*PROBLEM DESCRIPTION*
Can you reproduce every one of the records below line for line, changing nothing?

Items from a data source

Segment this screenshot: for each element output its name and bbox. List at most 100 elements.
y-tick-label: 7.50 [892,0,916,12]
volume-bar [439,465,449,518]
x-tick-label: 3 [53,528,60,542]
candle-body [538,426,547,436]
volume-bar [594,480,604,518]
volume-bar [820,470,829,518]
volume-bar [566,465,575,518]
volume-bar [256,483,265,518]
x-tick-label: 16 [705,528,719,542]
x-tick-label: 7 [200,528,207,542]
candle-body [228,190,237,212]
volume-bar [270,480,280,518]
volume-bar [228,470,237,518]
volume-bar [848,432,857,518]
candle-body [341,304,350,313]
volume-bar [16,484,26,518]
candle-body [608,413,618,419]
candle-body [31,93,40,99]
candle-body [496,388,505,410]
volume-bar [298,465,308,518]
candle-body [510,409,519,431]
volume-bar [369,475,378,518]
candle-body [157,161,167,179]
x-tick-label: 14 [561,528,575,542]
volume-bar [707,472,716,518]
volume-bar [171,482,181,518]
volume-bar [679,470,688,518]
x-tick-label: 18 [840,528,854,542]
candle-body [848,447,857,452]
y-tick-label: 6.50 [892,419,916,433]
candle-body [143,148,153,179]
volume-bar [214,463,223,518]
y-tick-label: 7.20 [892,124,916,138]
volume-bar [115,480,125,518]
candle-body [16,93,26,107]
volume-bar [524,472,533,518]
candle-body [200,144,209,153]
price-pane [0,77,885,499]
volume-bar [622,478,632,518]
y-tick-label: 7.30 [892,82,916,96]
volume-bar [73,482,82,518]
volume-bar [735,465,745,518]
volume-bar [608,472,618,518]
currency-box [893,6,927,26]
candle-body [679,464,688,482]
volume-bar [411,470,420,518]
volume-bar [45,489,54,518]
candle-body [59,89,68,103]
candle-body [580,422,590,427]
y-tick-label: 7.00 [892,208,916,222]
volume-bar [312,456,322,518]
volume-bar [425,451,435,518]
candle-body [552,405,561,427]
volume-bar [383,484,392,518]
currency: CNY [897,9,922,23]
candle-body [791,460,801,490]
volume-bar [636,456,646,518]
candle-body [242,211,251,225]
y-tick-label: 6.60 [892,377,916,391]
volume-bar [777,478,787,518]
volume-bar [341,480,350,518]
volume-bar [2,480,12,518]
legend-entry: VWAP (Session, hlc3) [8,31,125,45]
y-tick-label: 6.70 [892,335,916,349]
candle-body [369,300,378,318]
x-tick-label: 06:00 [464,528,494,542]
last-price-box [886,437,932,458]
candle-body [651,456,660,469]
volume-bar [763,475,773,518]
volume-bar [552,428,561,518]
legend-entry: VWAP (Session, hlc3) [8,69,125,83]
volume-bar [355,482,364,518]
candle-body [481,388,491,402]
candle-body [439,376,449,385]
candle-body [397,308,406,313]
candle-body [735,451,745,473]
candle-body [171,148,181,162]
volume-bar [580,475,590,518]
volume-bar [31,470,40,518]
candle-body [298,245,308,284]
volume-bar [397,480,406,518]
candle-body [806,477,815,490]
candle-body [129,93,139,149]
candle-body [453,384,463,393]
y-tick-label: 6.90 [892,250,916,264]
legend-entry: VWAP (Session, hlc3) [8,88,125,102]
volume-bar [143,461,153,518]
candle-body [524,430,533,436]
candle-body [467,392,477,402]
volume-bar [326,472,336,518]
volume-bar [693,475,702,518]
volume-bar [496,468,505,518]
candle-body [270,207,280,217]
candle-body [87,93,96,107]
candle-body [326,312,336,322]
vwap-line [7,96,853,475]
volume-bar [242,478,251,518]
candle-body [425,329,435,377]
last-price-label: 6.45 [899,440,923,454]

*RESULT OF THE TASK*
Segment this screenshot: for each element output its name and bbox. List at most 100 elements.
y-tick-label: 7.50 [892,0,916,12]
volume-bar [439,465,449,518]
x-tick-label: 3 [53,528,60,542]
candle-body [538,426,547,436]
volume-bar [594,480,604,518]
volume-bar [820,470,829,518]
volume-bar [566,465,575,518]
volume-bar [256,483,265,518]
x-tick-label: 16 [705,528,719,542]
x-tick-label: 7 [200,528,207,542]
candle-body [228,190,237,212]
volume-bar [270,480,280,518]
volume-bar [228,470,237,518]
volume-bar [848,432,857,518]
candle-body [341,304,350,313]
volume-bar [16,484,26,518]
candle-body [608,413,618,419]
candle-body [31,93,40,99]
candle-body [496,388,505,410]
volume-bar [298,465,308,518]
candle-body [510,409,519,431]
volume-bar [369,475,378,518]
candle-body [157,161,167,179]
x-tick-label: 14 [561,528,575,542]
volume-bar [707,472,716,518]
volume-bar [171,482,181,518]
volume-bar [679,470,688,518]
x-tick-label: 18 [840,528,854,542]
candle-body [848,447,857,452]
y-tick-label: 6.50 [892,419,916,433]
candle-body [143,148,153,179]
volume-bar [214,463,223,518]
y-tick-label: 7.20 [892,124,916,138]
volume-bar [115,480,125,518]
candle-body [16,93,26,107]
volume-bar [524,472,533,518]
candle-body [200,144,209,153]
price-pane [0,77,885,499]
volume-bar [622,478,632,518]
y-tick-label: 7.30 [892,82,916,96]
volume-bar [73,482,82,518]
volume-bar [735,465,745,518]
volume-bar [608,472,618,518]
currency-box [893,6,927,26]
candle-body [679,464,688,482]
volume-bar [411,470,420,518]
volume-bar [45,489,54,518]
candle-body [59,89,68,103]
candle-body [580,422,590,427]
y-tick-label: 7.00 [892,208,916,222]
volume-bar [312,456,322,518]
volume-bar [425,451,435,518]
candle-body [552,405,561,427]
volume-bar [383,484,392,518]
currency: CNY [897,9,922,23]
candle-body [791,460,801,490]
volume-bar [636,456,646,518]
candle-body [242,211,251,225]
y-tick-label: 6.60 [892,377,916,391]
volume-bar [777,478,787,518]
volume-bar [341,480,350,518]
volume-bar [2,480,12,518]
legend-entry: VWAP (Session, hlc3) [8,31,125,45]
y-tick-label: 6.70 [892,335,916,349]
candle-body [369,300,378,318]
x-tick-label: 06:00 [464,528,494,542]
last-price-box [886,437,932,458]
candle-body [651,456,660,469]
volume-bar [763,475,773,518]
volume-bar [552,428,561,518]
legend-entry: VWAP (Session, hlc3) [8,69,125,83]
volume-bar [355,482,364,518]
candle-body [481,388,491,402]
candle-body [439,376,449,385]
candle-body [397,308,406,313]
candle-body [735,451,745,473]
candle-body [171,148,181,162]
volume-bar [580,475,590,518]
volume-bar [31,470,40,518]
candle-body [298,245,308,284]
volume-bar [397,480,406,518]
candle-body [806,477,815,490]
candle-body [129,93,139,149]
candle-body [453,384,463,393]
y-tick-label: 6.90 [892,250,916,264]
legend-entry: VWAP (Session, hlc3) [8,88,125,102]
volume-bar [143,461,153,518]
candle-body [524,430,533,436]
candle-body [467,392,477,402]
volume-bar [326,472,336,518]
volume-bar [693,475,702,518]
volume-bar [496,468,505,518]
candle-body [270,207,280,217]
candle-body [87,93,96,107]
candle-body [326,312,336,322]
vwap-line [7,96,853,475]
volume-bar [242,478,251,518]
candle-body [425,329,435,377]
last-price-label: 6.45 [899,440,923,454]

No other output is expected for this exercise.